What is asked. Gather up all lines that carry the word "screenshot".

___ Raw data ___

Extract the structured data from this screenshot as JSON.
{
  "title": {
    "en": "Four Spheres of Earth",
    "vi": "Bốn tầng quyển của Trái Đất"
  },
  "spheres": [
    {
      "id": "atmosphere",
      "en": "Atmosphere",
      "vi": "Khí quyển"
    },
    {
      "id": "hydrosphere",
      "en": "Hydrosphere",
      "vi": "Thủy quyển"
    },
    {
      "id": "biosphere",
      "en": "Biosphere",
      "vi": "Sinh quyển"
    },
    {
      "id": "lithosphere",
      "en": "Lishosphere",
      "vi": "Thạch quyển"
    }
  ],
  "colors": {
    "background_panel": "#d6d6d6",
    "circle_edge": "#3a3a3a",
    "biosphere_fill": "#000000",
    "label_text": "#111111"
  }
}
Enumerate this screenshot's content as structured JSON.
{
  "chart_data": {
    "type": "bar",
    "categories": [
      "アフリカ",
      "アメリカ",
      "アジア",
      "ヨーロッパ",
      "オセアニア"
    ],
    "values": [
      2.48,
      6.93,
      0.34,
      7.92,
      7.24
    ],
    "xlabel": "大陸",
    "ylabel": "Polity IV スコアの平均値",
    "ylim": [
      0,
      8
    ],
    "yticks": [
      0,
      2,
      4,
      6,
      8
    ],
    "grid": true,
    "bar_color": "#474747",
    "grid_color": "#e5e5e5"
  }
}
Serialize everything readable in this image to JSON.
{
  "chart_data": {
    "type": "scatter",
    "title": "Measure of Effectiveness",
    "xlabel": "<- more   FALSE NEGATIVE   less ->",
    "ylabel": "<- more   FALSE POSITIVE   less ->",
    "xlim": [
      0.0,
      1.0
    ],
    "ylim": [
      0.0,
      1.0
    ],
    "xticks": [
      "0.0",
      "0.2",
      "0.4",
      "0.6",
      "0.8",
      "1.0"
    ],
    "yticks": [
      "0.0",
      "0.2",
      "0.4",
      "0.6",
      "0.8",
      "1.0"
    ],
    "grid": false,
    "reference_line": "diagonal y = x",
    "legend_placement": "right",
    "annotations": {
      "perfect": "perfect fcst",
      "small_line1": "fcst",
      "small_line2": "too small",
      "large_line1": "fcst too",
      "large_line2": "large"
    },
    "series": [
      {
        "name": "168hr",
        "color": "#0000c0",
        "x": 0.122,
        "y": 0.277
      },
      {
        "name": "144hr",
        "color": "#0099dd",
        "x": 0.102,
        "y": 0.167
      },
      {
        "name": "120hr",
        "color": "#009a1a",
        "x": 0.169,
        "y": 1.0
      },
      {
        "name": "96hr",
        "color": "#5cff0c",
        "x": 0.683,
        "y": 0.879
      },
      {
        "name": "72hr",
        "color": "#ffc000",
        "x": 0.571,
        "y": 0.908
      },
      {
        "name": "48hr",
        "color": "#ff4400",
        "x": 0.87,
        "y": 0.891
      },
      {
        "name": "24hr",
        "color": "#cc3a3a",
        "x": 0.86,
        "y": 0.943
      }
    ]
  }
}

___

Output.
Extract the structured data from this screenshot as JSON.
Enumerate this screenshot's content as structured JSON.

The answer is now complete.